▸ **Figure record listings**

--- START ---

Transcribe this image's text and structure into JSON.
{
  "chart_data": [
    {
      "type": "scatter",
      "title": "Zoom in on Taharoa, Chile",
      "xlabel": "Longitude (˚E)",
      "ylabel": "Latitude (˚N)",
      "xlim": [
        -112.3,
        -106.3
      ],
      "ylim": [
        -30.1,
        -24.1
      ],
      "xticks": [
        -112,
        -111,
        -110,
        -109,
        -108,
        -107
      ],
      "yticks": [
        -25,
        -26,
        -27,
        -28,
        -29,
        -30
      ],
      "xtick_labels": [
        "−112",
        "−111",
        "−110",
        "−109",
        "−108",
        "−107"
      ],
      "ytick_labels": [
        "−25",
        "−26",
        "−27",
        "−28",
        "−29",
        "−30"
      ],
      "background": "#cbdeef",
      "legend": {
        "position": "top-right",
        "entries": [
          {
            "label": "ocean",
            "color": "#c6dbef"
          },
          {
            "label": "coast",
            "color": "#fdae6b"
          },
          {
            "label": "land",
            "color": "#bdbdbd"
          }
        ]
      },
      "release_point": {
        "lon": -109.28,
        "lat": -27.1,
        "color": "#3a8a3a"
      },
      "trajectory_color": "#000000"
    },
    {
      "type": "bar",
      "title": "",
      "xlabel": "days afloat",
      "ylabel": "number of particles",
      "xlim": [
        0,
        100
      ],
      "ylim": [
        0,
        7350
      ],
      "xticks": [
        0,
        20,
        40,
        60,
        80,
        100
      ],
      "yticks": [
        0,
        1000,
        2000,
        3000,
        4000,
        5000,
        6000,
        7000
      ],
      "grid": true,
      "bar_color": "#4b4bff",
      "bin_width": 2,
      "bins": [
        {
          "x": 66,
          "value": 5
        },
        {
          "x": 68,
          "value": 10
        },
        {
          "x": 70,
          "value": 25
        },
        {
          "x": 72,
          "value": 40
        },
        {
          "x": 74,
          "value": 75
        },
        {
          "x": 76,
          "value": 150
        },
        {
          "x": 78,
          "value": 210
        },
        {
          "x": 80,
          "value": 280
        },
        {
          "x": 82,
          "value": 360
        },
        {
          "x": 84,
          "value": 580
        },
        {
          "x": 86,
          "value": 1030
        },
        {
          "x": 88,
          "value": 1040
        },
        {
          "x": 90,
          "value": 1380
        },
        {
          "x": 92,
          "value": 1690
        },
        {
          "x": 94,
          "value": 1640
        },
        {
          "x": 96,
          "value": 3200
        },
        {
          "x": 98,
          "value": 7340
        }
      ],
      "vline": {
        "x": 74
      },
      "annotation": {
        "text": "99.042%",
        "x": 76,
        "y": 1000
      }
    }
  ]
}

--- END ---

▸ **What needs to be done**
Return all of the above records exactly, leaving no line out.

▸ **Output for this exercise**
Transcribe this image's text and structure into JSON.
{
  "chart_data": [
    {
      "type": "scatter",
      "title": "Zoom in on Taharoa, Chile",
      "xlabel": "Longitude (˚E)",
      "ylabel": "Latitude (˚N)",
      "xlim": [
        -112.3,
        -106.3
      ],
      "ylim": [
        -30.1,
        -24.1
      ],
      "xticks": [
        -112,
        -111,
        -110,
        -109,
        -108,
        -107
      ],
      "yticks": [
        -25,
        -26,
        -27,
        -28,
        -29,
        -30
      ],
      "xtick_labels": [
        "−112",
        "−111",
        "−110",
        "−109",
        "−108",
        "−107"
      ],
      "ytick_labels": [
        "−25",
        "−26",
        "−27",
        "−28",
        "−29",
        "−30"
      ],
      "background": "#cbdeef",
      "legend": {
        "position": "top-right",
        "entries": [
          {
            "label": "ocean",
            "color": "#c6dbef"
          },
          {
            "label": "coast",
            "color": "#fdae6b"
          },
          {
            "label": "land",
            "color": "#bdbdbd"
          }
        ]
      },
      "release_point": {
        "lon": -109.28,
        "lat": -27.1,
        "color": "#3a8a3a"
      },
      "trajectory_color": "#000000"
    },
    {
      "type": "bar",
      "title": "",
      "xlabel": "days afloat",
      "ylabel": "number of particles",
      "xlim": [
        0,
        100
      ],
      "ylim": [
        0,
        7350
      ],
      "xticks": [
        0,
        20,
        40,
        60,
        80,
        100
      ],
      "yticks": [
        0,
        1000,
        2000,
        3000,
        4000,
        5000,
        6000,
        7000
      ],
      "grid": true,
      "bar_color": "#4b4bff",
      "bin_width": 2,
      "bins": [
        {
          "x": 66,
          "value": 5
        },
        {
          "x": 68,
          "value": 10
        },
        {
          "x": 70,
          "value": 25
        },
        {
          "x": 72,
          "value": 40
        },
        {
          "x": 74,
          "value": 75
        },
        {
          "x": 76,
          "value": 150
        },
        {
          "x": 78,
          "value": 210
        },
        {
          "x": 80,
          "value": 280
        },
        {
          "x": 82,
          "value": 360
        },
        {
          "x": 84,
          "value": 580
        },
        {
          "x": 86,
          "value": 1030
        },
        {
          "x": 88,
          "value": 1040
        },
        {
          "x": 90,
          "value": 1380
        },
        {
          "x": 92,
          "value": 1690
        },
        {
          "x": 94,
          "value": 1640
        },
        {
          "x": 96,
          "value": 3200
        },
        {
          "x": 98,
          "value": 7340
        }
      ],
      "vline": {
        "x": 74
      },
      "annotation": {
        "text": "99.042%",
        "x": 76,
        "y": 1000
      }
    }
  ]
}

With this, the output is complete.